What is needed:
Copy out every line in which the string "JSON" occurs.

Start of Dataset

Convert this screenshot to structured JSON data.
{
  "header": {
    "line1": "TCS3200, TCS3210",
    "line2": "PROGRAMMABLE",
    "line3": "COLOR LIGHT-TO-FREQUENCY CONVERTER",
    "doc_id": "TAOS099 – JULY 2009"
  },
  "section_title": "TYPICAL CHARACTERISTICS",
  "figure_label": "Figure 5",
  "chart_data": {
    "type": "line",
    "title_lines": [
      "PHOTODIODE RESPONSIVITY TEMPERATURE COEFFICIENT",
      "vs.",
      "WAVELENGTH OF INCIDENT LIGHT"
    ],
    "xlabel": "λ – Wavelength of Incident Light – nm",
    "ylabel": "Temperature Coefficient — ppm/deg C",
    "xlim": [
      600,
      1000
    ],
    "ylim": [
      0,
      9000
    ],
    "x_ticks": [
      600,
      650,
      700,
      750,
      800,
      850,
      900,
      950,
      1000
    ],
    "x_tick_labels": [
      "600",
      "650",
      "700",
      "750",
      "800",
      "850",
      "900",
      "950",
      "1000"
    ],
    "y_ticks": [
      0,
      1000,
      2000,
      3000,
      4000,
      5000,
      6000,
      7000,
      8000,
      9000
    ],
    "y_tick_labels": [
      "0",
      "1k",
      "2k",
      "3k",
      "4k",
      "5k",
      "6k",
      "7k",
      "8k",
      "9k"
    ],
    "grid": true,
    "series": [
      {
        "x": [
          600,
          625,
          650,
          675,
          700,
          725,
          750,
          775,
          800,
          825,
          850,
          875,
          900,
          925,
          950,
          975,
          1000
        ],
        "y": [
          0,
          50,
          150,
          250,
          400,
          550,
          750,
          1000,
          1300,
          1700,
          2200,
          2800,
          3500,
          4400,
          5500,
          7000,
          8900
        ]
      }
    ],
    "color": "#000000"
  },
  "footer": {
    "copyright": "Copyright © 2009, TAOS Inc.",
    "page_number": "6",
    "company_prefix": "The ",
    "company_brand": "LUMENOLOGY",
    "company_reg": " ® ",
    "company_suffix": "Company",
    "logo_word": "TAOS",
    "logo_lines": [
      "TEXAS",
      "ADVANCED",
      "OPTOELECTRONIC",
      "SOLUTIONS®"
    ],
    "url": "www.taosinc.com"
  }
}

End of Dataset
Start of Dataset

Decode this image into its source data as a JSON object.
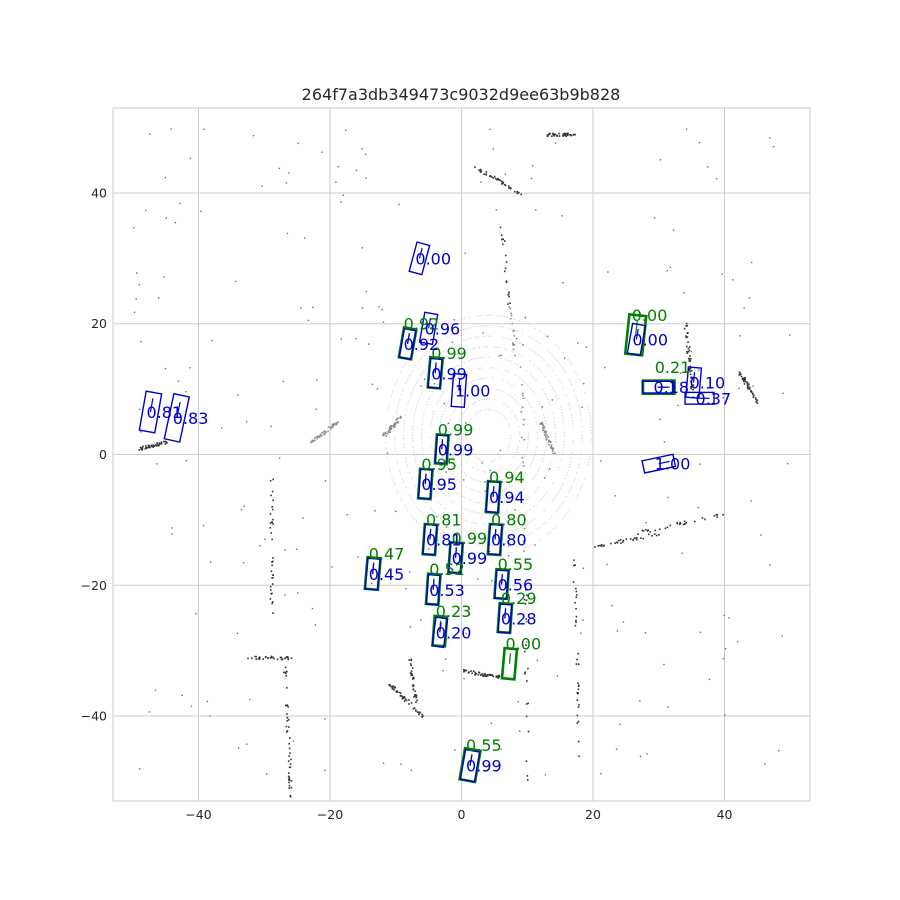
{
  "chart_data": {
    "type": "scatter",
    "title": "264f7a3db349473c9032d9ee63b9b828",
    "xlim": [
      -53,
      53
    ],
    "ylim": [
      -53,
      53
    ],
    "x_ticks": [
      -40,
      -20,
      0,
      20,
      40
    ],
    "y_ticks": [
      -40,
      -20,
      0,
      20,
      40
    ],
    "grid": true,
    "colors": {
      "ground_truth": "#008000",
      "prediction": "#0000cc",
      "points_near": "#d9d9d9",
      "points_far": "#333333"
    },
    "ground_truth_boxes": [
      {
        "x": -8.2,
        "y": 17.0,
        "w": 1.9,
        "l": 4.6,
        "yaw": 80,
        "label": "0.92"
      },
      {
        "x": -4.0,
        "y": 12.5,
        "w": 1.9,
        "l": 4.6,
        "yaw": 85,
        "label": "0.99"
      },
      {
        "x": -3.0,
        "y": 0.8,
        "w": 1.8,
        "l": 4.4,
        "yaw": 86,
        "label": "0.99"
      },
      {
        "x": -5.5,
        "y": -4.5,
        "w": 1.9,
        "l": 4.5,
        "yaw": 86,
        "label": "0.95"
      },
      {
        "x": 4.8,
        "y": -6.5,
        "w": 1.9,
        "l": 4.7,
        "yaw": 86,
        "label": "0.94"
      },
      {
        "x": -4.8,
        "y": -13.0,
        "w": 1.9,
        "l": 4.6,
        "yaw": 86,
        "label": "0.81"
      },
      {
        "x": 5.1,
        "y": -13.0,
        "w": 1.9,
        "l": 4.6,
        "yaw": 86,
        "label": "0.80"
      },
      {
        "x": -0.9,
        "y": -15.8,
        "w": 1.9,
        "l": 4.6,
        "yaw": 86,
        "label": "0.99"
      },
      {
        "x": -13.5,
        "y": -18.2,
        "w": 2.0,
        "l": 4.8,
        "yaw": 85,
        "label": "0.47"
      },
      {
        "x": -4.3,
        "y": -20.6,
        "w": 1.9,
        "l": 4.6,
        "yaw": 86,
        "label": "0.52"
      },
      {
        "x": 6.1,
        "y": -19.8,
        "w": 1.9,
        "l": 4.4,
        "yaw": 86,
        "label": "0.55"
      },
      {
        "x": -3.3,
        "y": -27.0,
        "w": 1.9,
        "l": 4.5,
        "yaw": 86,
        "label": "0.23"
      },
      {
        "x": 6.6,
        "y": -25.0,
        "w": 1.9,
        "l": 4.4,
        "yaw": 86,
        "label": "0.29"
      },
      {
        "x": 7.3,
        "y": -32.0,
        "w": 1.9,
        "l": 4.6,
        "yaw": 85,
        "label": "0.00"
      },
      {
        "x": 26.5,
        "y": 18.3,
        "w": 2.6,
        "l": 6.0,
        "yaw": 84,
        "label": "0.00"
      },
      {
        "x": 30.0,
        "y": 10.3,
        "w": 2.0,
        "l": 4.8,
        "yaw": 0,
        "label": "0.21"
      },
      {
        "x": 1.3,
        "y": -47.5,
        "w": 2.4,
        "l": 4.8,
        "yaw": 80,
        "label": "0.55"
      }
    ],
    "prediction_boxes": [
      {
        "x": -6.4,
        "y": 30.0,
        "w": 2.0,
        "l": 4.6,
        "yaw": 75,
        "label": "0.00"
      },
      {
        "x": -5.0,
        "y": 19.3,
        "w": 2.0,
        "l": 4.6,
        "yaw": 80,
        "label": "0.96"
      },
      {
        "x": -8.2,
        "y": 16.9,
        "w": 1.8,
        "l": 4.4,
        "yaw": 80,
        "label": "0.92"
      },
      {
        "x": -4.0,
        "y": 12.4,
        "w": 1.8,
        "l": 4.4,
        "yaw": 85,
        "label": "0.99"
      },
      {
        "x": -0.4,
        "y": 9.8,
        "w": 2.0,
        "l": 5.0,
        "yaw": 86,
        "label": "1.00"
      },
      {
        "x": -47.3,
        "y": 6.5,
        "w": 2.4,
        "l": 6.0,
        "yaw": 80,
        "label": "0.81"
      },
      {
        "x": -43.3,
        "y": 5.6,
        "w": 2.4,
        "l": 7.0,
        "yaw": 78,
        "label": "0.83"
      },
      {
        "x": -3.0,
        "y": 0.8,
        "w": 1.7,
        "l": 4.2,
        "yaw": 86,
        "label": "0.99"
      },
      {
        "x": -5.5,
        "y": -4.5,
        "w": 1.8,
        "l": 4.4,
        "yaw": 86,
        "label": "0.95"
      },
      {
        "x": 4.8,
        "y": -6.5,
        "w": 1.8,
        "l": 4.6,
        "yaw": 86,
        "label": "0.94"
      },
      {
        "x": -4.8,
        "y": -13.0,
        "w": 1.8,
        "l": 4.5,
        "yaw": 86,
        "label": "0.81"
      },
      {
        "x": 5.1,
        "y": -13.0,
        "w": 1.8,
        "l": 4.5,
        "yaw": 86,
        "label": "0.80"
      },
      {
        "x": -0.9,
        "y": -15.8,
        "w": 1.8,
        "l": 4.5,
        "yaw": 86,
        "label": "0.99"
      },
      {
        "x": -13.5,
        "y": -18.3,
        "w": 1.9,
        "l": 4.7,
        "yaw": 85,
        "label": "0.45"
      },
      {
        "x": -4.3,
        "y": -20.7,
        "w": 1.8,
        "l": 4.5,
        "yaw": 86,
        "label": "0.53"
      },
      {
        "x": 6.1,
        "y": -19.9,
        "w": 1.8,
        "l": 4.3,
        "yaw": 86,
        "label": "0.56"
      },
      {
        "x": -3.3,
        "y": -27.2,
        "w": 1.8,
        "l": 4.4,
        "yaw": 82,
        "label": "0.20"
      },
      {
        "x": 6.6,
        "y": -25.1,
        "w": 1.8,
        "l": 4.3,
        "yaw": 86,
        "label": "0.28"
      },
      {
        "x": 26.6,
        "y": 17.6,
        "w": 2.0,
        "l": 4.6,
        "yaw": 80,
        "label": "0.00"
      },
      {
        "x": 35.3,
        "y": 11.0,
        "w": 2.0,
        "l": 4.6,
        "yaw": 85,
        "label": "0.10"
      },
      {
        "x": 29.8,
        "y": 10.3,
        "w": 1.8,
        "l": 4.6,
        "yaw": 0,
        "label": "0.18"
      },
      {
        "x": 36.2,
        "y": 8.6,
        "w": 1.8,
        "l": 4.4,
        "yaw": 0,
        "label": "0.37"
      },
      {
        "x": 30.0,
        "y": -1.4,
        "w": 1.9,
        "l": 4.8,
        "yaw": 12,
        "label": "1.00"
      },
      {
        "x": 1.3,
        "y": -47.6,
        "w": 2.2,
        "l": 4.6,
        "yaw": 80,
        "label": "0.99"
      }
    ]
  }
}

End of Dataset

The response:
Convert this screenshot to structured JSON data.
Decode this image into its source data as a JSON object.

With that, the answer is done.